• [PROMPT]:
Where the string "Kemalangan" occurs in the material below, report the whole line.

• [RECORD LIST]:

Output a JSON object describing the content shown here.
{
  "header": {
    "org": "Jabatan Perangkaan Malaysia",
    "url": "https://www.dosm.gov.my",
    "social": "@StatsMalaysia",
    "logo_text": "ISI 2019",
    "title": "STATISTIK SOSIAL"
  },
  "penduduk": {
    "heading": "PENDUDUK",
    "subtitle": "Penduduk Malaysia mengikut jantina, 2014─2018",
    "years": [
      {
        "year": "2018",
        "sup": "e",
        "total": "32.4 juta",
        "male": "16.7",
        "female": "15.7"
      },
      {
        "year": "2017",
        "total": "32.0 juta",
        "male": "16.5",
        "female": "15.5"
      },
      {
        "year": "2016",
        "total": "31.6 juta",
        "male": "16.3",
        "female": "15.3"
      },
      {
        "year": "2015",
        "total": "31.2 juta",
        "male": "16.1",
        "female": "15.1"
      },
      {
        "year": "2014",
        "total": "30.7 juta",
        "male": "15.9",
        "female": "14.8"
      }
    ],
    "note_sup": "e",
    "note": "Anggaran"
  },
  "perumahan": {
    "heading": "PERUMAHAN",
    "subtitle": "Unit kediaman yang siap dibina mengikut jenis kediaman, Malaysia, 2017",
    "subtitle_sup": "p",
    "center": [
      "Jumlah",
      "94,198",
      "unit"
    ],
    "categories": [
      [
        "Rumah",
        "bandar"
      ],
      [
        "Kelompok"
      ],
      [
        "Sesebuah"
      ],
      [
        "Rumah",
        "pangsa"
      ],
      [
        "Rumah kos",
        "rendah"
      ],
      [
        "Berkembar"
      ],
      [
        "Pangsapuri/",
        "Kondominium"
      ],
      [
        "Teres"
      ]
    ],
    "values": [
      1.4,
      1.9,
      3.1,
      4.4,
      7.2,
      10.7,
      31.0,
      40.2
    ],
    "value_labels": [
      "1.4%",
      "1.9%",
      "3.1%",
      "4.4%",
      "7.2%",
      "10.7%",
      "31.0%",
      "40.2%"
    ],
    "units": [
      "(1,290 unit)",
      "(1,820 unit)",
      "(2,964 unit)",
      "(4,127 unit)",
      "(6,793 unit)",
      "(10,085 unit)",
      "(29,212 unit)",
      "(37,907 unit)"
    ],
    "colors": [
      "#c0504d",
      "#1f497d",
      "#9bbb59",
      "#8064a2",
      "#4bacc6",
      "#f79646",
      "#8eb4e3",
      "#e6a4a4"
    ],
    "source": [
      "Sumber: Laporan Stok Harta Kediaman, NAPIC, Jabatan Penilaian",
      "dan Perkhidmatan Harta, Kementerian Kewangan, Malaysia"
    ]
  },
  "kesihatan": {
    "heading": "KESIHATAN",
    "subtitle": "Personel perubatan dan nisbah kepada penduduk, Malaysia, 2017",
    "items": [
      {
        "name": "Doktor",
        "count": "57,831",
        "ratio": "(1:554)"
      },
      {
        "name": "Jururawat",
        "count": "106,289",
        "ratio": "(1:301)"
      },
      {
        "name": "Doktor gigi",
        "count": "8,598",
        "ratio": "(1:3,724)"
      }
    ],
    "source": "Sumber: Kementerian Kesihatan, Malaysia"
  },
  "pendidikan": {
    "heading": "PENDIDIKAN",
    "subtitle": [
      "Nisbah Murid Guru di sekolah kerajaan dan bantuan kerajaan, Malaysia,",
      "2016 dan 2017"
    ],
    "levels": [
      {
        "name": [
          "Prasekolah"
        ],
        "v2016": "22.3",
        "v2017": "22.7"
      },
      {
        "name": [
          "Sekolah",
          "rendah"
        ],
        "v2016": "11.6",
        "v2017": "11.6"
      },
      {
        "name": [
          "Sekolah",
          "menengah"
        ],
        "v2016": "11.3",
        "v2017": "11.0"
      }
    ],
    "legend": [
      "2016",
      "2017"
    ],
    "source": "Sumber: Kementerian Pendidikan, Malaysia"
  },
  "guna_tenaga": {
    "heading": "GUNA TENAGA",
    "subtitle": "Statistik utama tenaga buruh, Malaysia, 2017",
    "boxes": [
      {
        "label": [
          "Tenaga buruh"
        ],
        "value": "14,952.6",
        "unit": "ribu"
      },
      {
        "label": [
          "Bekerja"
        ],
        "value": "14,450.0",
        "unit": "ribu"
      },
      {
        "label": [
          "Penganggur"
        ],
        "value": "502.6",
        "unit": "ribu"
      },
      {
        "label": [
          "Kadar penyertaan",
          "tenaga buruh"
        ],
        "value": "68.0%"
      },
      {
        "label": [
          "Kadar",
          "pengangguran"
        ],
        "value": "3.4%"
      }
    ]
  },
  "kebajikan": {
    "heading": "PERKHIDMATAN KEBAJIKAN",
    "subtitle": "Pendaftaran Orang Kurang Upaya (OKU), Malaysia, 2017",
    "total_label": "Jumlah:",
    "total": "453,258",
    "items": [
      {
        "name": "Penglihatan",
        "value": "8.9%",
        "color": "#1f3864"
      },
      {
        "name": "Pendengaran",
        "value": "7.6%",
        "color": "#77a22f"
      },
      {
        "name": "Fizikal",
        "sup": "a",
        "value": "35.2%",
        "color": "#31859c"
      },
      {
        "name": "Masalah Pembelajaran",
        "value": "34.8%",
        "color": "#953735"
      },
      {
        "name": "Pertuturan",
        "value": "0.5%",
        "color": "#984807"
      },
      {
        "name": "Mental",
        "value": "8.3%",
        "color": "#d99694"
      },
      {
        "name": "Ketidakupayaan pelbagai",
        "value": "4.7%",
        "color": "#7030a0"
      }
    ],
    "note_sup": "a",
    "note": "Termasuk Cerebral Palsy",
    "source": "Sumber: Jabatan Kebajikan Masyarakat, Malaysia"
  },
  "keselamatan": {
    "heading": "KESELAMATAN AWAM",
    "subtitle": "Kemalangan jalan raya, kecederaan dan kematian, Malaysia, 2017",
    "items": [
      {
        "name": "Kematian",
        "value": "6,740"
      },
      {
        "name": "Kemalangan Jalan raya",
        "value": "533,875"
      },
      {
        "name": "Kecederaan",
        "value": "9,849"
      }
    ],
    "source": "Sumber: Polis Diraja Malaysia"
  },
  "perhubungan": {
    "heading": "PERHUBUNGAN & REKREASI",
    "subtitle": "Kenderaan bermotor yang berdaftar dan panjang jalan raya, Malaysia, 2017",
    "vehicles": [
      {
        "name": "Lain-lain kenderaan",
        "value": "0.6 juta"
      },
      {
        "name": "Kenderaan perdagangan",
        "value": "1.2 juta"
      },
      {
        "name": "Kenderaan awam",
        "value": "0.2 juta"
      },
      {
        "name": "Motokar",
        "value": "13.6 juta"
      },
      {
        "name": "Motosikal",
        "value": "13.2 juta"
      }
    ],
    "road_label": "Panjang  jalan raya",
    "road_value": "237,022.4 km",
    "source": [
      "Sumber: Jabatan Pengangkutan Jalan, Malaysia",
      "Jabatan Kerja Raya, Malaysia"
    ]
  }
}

• [WRITTEN REPLY]:
    "subtitle": "Kemalangan jalan raya, kecederaan dan kematian, Malaysia, 2017",
        "name": "Kemalangan Jalan raya",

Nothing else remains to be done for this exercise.